Task instructions:
Identify each line containing the word "email" and copy it.
## Begin Extracted information
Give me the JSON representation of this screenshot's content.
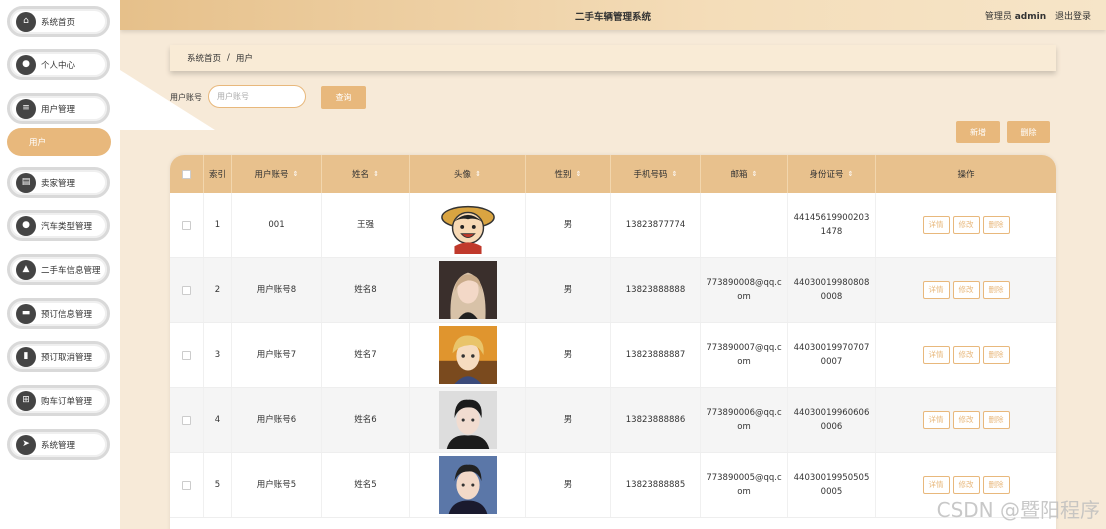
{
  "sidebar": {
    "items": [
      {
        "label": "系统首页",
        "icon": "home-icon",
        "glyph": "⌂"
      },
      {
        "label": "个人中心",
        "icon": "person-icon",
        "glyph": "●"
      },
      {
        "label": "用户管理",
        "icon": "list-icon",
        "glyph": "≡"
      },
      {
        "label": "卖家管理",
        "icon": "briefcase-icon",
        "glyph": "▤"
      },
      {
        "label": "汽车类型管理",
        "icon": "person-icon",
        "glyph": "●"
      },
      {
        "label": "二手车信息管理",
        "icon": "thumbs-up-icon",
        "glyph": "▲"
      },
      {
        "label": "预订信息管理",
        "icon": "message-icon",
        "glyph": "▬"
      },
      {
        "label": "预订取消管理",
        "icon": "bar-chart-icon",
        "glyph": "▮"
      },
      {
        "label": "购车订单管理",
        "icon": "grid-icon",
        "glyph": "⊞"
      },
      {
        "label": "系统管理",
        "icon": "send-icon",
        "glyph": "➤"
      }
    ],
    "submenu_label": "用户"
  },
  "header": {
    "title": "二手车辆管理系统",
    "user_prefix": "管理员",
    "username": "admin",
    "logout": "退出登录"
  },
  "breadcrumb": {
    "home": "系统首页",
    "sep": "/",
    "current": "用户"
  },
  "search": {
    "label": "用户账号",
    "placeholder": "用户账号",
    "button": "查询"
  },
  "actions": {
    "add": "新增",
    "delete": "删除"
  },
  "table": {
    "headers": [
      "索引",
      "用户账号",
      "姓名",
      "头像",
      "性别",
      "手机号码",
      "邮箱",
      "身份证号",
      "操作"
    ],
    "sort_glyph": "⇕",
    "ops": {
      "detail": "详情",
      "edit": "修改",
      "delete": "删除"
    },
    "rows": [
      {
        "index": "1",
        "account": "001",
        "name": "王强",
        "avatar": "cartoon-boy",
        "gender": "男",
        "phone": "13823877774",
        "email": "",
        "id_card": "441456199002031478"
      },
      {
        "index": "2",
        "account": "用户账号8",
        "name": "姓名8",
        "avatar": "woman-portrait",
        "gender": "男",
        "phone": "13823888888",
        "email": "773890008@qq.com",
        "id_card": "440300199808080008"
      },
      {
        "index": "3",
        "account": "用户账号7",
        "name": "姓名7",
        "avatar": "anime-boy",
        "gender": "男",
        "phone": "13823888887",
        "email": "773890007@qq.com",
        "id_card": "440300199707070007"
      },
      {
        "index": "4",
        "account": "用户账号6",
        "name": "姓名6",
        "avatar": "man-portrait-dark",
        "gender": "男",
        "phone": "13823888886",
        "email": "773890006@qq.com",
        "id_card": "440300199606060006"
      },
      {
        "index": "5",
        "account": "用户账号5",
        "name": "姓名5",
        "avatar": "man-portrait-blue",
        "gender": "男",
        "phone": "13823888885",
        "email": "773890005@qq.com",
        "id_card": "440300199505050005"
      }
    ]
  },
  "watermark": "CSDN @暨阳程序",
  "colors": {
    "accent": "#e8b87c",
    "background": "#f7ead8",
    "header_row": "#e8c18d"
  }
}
## End Extracted information
## Begin Extracted information
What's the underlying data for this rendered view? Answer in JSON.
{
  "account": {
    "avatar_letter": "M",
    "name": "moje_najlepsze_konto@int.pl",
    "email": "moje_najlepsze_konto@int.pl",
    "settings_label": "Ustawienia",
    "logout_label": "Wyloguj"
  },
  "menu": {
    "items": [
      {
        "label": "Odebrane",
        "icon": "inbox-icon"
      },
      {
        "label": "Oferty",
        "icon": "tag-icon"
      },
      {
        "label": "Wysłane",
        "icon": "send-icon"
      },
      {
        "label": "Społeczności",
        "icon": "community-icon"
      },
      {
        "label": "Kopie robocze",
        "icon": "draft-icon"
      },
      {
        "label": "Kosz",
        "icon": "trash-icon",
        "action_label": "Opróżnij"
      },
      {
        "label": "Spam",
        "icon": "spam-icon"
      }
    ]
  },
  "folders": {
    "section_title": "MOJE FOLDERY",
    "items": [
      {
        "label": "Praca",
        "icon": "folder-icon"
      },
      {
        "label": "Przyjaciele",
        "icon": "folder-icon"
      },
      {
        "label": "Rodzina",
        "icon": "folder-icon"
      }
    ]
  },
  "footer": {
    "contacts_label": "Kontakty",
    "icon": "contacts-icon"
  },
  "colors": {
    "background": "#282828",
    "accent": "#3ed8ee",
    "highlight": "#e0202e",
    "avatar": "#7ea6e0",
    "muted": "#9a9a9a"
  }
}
## End Extracted information
## Begin Extracted information
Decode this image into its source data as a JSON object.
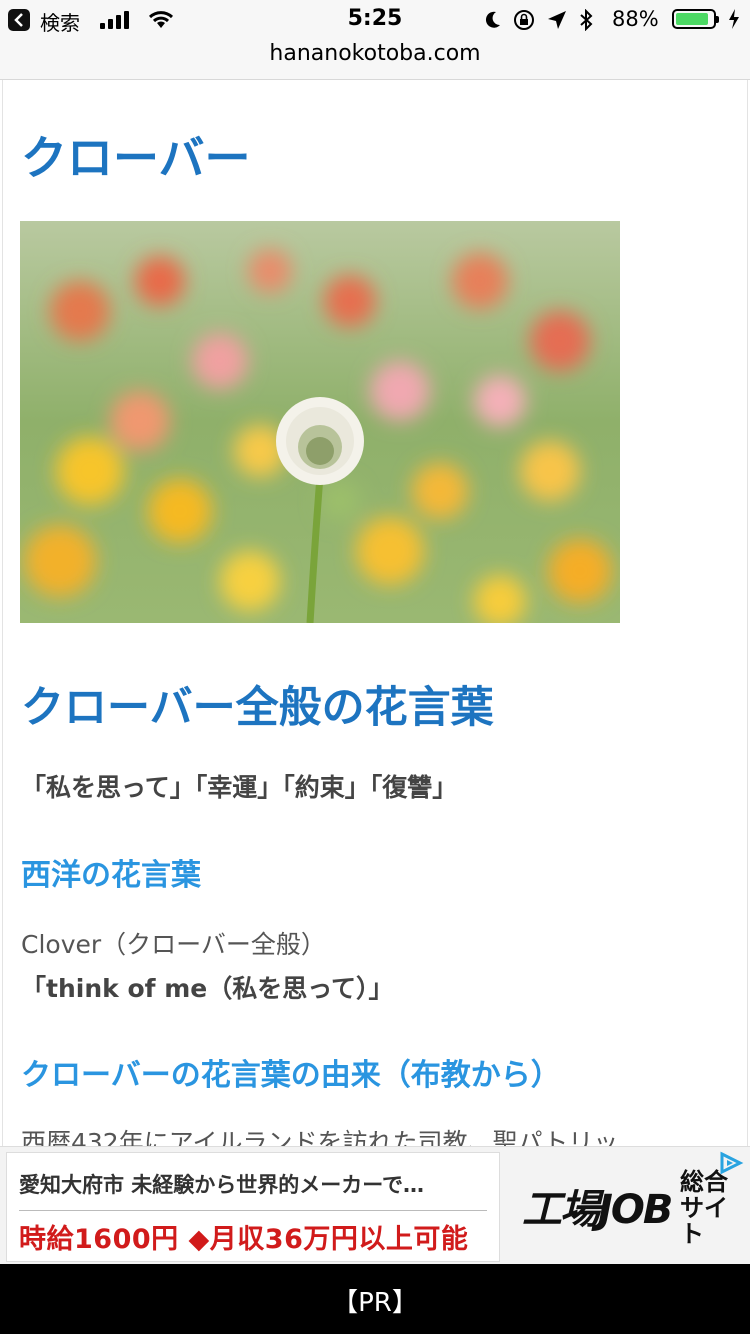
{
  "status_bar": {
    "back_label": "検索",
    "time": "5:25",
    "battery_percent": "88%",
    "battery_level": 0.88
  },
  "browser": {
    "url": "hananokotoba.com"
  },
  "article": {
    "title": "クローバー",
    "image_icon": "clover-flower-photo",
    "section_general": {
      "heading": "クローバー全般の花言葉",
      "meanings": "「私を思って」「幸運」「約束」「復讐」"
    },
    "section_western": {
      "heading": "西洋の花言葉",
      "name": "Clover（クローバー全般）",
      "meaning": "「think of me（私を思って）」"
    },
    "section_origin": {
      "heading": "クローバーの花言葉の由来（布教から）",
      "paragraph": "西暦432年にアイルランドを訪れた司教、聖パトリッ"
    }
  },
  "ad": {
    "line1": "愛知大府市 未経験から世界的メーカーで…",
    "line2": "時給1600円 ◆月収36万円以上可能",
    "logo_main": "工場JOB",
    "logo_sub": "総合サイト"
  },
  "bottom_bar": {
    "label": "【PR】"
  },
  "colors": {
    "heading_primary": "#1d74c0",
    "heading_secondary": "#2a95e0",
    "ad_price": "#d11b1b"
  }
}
## End Extracted information
Solved problem:
        "email": "",
        "email": "773890008@qq.com",
        "email": "773890007@qq.com",
        "email": "773890006@qq.com",
        "email": "773890005@qq.com",
    "email": "moje_najlepsze_konto@int.pl",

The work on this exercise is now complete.